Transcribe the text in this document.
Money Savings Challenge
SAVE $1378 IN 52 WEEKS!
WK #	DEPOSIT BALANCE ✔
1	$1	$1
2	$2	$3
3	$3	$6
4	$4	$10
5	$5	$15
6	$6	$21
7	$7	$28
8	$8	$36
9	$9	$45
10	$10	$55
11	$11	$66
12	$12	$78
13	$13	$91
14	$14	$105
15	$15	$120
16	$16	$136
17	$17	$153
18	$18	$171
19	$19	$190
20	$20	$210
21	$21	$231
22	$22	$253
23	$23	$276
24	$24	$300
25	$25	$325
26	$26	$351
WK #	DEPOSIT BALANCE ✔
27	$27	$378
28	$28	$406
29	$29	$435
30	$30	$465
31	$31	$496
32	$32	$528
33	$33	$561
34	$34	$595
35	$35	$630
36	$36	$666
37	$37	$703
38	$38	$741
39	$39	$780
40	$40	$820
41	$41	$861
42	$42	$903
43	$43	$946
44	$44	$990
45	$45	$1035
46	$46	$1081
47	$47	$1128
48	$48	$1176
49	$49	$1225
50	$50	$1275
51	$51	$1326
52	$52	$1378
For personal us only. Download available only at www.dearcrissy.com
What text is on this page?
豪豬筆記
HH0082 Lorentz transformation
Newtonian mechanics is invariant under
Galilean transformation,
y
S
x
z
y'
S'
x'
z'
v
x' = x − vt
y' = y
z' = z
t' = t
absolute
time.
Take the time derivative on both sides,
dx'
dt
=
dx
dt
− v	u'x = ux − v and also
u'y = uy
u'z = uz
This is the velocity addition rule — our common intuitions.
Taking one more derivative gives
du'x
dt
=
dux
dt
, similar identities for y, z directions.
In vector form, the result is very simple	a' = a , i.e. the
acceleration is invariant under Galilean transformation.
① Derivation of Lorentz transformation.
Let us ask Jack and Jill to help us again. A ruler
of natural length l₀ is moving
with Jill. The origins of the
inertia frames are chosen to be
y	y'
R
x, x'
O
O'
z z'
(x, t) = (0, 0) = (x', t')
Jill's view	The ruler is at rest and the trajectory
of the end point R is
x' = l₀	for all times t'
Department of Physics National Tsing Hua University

What is needed: From the records above, extract everything verbatim.

Reply to the exercise:
Transcribe the text in this document.
Money Savings Challenge
SAVE $1378 IN 52 WEEKS!
WK #	DEPOSIT BALANCE ✔
1	$1	$1
2	$2	$3
3	$3	$6
4	$4	$10
5	$5	$15
6	$6	$21
7	$7	$28
8	$8	$36
9	$9	$45
10	$10	$55
11	$11	$66
12	$12	$78
13	$13	$91
14	$14	$105
15	$15	$120
16	$16	$136
17	$17	$153
18	$18	$171
19	$19	$190
20	$20	$210
21	$21	$231
22	$22	$253
23	$23	$276
24	$24	$300
25	$25	$325
26	$26	$351
WK #	DEPOSIT BALANCE ✔
27	$27	$378
28	$28	$406
29	$29	$435
30	$30	$465
31	$31	$496
32	$32	$528
33	$33	$561
34	$34	$595
35	$35	$630
36	$36	$666
37	$37	$703
38	$38	$741
39	$39	$780
40	$40	$820
41	$41	$861
42	$42	$903
43	$43	$946
44	$44	$990
45	$45	$1035
46	$46	$1081
47	$47	$1128
48	$48	$1176
49	$49	$1225
50	$50	$1275
51	$51	$1326
52	$52	$1378
For personal us only. Download available only at www.dearcrissy.com
What text is on this page?
豪豬筆記
HH0082 Lorentz transformation
Newtonian mechanics is invariant under
Galilean transformation,
y
S
x
z
y'
S'
x'
z'
v
x' = x − vt
y' = y
z' = z
t' = t
absolute
time.
Take the time derivative on both sides,
dx'
dt
=
dx
dt
− v	u'x = ux − v and also
u'y = uy
u'z = uz
This is the velocity addition rule — our common intuitions.
Taking one more derivative gives
du'x
dt
=
dux
dt
, similar identities for y, z directions.
In vector form, the result is very simple	a' = a , i.e. the
acceleration is invariant under Galilean transformation.
① Derivation of Lorentz transformation.
Let us ask Jack and Jill to help us again. A ruler
of natural length l₀ is moving
with Jill. The origins of the
inertia frames are chosen to be
y	y'
R
x, x'
O
O'
z z'
(x, t) = (0, 0) = (x', t')
Jill's view	The ruler is at rest and the trajectory
of the end point R is
x' = l₀	for all times t'
Department of Physics National Tsing Hua University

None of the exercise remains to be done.